Recorded data:

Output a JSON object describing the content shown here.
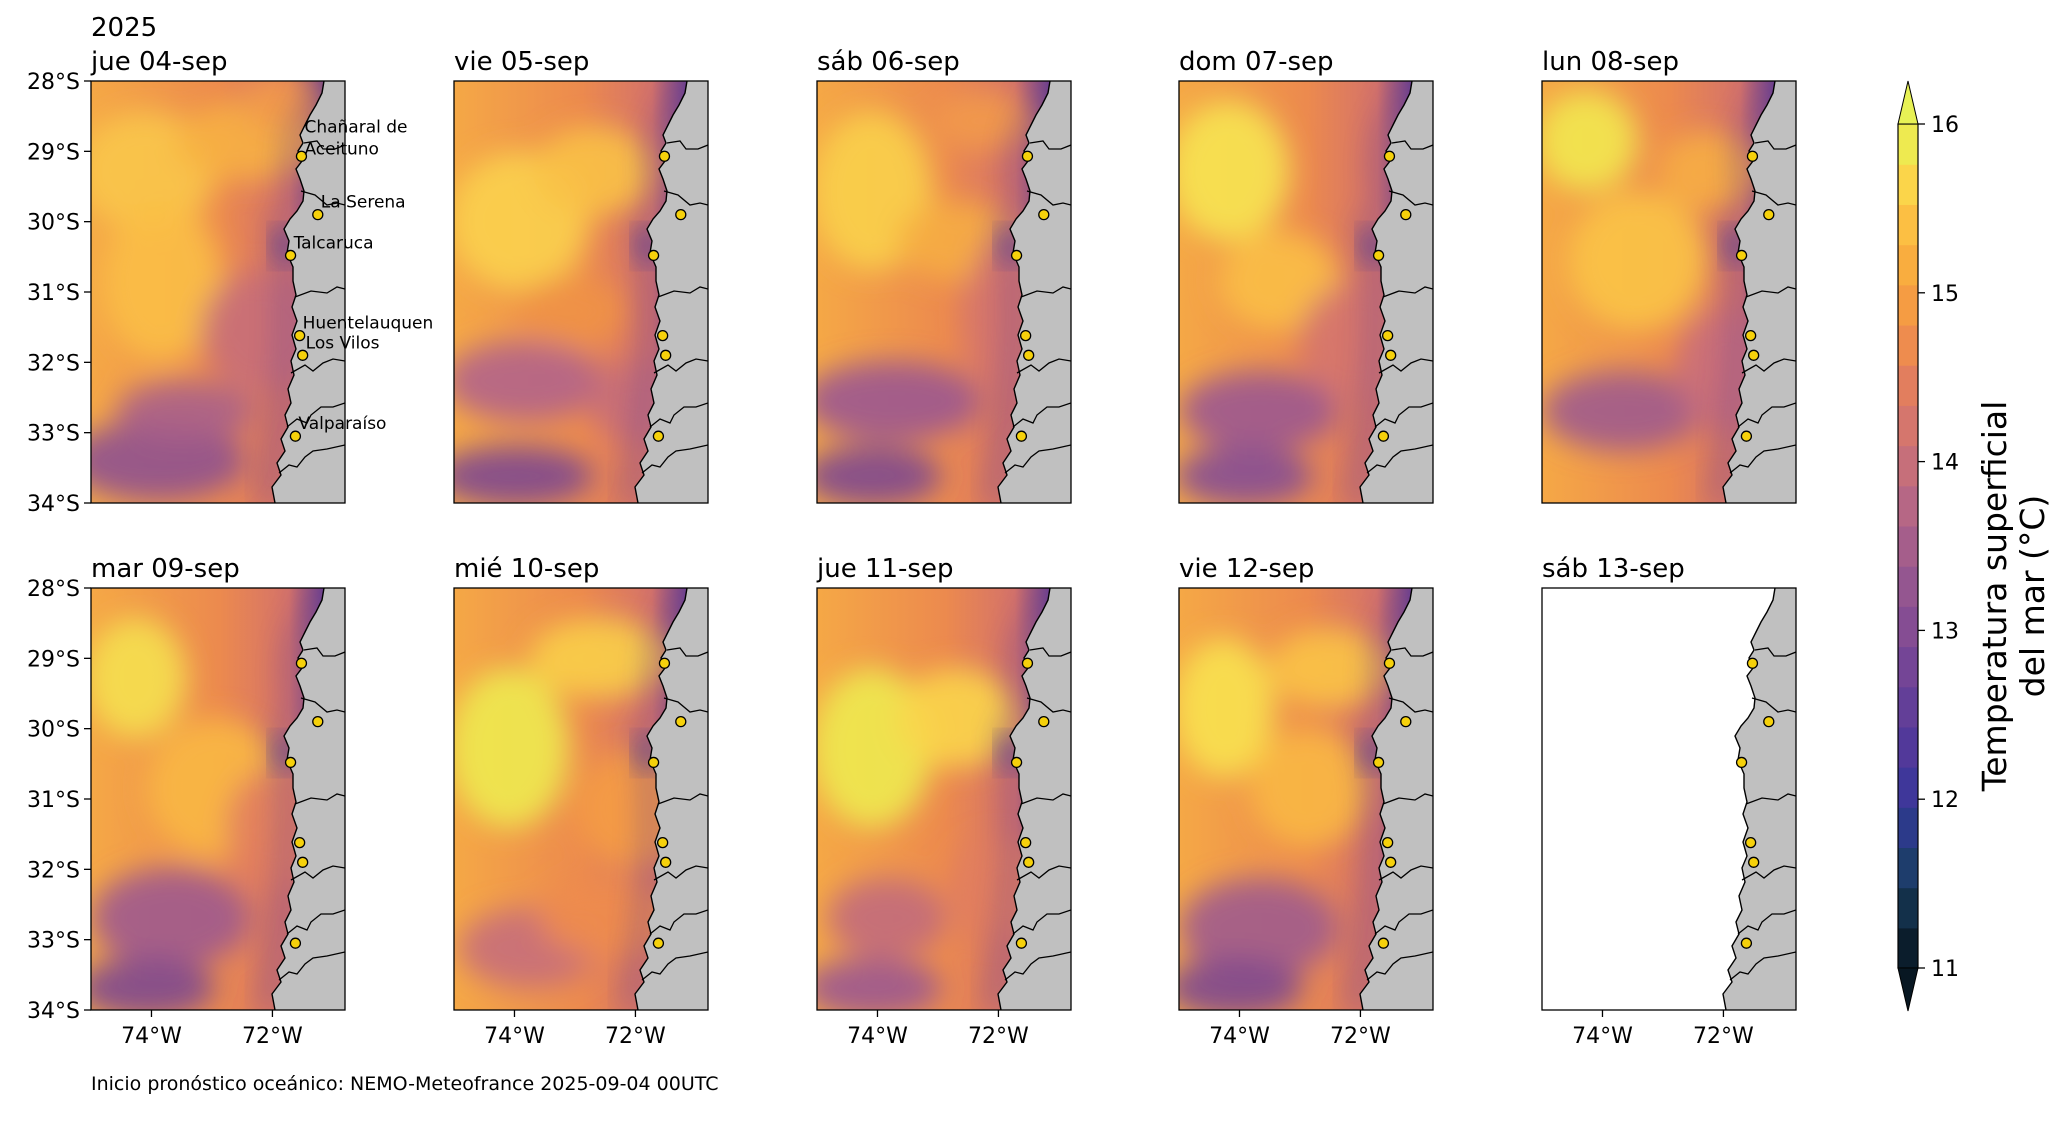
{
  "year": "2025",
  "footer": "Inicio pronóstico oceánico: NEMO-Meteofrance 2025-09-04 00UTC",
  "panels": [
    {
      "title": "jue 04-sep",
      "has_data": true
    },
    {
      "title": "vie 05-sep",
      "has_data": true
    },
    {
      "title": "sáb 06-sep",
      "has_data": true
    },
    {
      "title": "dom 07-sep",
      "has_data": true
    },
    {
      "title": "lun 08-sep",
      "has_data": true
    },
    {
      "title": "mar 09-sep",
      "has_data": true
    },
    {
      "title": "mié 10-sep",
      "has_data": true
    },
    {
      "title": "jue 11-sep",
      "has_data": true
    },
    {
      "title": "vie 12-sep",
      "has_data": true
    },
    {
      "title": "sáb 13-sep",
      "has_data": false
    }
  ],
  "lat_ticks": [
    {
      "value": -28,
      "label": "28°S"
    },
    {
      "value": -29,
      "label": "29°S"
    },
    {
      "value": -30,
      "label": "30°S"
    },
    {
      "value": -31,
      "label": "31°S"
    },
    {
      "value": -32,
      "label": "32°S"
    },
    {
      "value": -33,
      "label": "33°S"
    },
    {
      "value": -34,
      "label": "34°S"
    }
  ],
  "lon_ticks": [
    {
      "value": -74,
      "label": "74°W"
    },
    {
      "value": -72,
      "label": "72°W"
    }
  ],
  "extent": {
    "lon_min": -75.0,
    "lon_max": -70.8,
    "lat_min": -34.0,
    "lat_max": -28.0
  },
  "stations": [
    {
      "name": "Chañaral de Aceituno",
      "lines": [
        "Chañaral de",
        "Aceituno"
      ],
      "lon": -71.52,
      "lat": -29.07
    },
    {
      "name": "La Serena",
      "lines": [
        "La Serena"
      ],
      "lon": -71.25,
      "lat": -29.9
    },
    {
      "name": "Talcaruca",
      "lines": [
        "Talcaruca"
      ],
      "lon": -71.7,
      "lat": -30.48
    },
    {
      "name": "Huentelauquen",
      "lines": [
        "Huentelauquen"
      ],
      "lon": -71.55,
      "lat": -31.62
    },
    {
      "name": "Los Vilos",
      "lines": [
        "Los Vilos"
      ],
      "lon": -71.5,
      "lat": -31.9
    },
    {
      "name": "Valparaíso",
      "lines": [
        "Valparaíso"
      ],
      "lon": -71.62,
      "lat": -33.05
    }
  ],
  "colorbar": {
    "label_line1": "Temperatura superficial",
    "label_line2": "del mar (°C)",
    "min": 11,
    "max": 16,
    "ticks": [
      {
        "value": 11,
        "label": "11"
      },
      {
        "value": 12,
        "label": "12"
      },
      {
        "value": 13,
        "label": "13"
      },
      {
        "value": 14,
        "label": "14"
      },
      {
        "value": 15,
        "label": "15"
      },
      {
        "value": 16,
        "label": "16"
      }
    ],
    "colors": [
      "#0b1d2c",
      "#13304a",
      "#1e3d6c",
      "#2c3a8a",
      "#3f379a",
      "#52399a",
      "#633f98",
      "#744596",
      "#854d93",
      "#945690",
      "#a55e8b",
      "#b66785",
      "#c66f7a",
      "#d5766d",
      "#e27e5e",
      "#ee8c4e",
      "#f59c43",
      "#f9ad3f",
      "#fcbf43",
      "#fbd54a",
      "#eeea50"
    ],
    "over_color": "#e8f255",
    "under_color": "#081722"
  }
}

...

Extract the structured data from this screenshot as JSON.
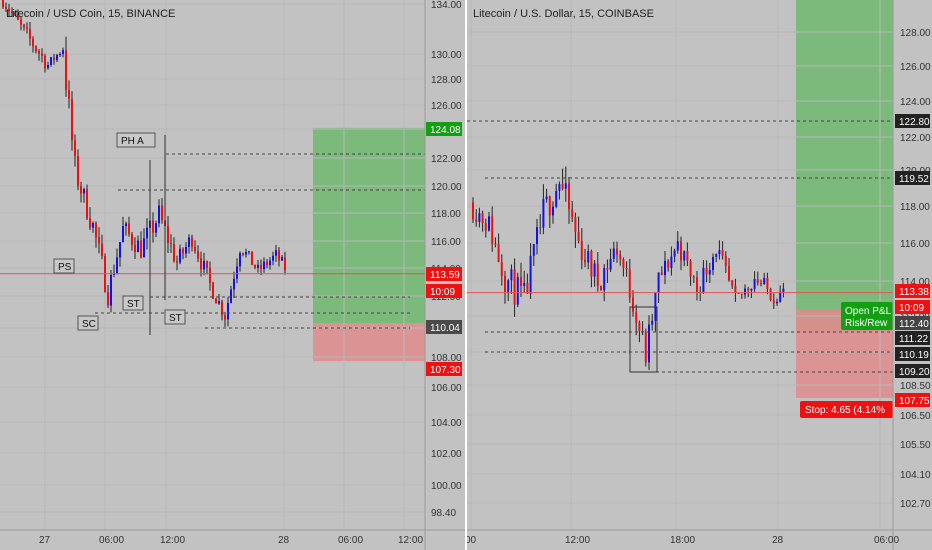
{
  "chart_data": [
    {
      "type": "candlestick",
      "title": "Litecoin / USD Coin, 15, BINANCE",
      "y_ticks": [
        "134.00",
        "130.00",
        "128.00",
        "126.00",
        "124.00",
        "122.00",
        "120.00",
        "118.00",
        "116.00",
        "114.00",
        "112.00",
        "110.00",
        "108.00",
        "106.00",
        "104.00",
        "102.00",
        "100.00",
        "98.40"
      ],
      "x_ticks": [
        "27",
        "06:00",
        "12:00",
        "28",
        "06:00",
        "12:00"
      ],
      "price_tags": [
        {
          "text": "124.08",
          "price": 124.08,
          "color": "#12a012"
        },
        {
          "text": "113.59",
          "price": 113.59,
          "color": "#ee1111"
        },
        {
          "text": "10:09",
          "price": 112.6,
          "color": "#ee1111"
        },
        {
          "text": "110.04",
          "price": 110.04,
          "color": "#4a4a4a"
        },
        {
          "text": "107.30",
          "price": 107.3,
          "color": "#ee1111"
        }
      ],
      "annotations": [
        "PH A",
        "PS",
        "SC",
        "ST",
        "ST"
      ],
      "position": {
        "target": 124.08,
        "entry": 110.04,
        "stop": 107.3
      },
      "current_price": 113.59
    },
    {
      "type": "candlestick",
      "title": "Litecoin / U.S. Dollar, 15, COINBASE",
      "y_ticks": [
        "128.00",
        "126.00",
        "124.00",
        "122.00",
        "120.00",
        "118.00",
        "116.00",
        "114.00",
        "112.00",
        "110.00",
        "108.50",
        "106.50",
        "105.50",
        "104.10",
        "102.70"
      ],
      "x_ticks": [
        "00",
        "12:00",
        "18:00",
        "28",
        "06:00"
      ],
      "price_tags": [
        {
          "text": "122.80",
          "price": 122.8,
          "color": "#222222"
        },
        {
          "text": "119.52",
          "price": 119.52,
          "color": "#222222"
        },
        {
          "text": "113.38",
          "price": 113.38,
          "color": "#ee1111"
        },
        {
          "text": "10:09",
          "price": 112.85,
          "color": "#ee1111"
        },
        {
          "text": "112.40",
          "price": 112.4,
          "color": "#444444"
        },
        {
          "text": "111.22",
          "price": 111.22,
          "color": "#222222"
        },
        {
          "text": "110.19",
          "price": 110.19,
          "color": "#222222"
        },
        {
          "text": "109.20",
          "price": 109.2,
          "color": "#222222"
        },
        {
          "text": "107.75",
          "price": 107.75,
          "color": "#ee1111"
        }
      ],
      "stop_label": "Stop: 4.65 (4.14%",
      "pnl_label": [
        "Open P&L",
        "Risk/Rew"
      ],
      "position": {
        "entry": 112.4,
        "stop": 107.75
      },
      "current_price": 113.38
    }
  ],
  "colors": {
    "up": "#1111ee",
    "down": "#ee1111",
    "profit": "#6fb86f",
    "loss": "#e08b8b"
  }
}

---

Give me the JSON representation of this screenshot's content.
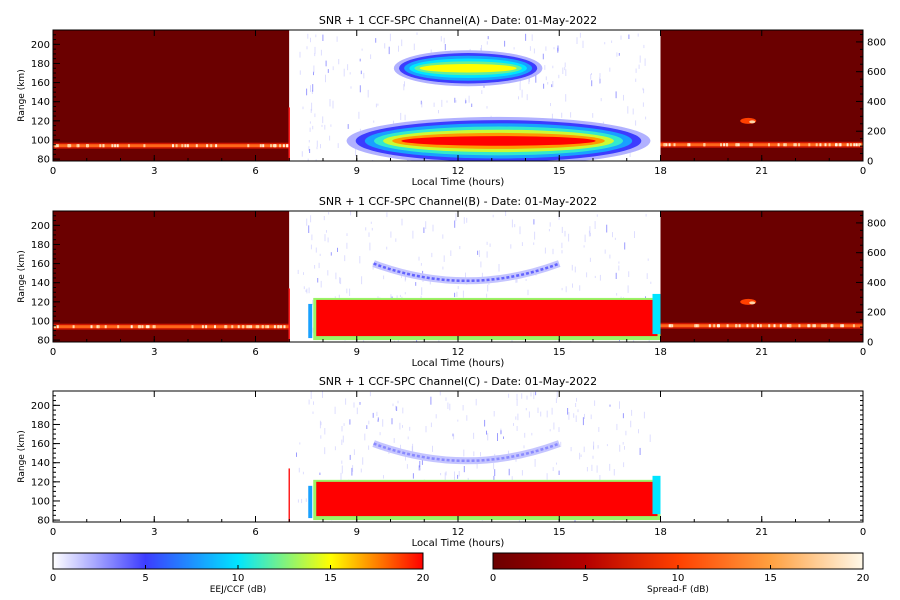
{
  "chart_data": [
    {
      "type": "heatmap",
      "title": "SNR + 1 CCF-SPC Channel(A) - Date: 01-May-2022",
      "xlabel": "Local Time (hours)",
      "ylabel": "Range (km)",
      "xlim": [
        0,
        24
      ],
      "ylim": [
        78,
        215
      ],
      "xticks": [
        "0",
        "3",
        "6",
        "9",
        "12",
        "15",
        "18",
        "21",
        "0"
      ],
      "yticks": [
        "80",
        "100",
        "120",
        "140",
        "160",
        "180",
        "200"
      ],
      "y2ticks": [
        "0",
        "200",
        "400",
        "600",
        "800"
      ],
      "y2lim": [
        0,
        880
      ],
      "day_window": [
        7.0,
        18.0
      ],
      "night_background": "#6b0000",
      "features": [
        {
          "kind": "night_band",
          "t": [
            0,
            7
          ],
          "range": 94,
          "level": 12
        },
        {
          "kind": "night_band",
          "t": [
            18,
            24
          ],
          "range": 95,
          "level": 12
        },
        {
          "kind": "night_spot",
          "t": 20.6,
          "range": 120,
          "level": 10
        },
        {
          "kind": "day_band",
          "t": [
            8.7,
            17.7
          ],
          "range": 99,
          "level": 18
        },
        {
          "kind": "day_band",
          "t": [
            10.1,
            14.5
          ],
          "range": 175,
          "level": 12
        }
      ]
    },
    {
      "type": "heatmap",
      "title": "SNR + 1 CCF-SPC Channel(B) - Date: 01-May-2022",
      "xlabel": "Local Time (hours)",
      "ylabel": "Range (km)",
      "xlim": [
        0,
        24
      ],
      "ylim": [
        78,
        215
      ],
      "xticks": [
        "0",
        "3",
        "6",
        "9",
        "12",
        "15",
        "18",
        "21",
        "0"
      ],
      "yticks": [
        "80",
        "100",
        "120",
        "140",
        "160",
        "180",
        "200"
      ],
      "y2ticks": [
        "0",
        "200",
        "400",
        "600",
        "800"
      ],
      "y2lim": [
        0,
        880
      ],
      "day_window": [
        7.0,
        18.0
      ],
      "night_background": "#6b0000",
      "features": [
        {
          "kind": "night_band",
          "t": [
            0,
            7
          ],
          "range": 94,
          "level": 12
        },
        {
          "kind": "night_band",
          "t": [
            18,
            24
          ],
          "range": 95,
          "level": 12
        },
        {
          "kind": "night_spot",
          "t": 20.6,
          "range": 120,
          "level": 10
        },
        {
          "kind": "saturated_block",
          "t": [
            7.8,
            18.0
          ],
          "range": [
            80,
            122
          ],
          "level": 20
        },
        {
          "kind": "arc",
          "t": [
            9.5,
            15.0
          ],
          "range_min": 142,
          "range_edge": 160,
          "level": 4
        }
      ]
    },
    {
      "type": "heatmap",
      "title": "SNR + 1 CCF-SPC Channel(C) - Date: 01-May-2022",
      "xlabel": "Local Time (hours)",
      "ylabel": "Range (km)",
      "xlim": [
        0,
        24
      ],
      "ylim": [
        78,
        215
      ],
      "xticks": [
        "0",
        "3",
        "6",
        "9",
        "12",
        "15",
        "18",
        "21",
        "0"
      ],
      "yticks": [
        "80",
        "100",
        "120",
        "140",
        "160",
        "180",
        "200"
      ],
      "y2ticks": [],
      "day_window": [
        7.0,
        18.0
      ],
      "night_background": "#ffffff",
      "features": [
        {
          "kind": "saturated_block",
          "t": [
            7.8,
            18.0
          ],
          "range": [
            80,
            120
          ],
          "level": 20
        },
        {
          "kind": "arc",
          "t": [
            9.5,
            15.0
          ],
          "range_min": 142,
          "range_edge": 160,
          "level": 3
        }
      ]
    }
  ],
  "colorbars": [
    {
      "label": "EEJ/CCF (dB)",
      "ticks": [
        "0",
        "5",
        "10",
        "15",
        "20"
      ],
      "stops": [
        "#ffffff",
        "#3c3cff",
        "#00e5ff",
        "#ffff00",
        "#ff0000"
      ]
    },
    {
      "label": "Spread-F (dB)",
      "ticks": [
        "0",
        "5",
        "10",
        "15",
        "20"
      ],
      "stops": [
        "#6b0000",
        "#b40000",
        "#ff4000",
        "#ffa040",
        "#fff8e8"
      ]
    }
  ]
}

_EXERCISE OBJECTIVE_
Pick out every line with the string "this" and copy it.

_TASK ANSWER_
Extract the structured data from this screenshot as JSON.
Give me the JSON representation of this screenshot's content.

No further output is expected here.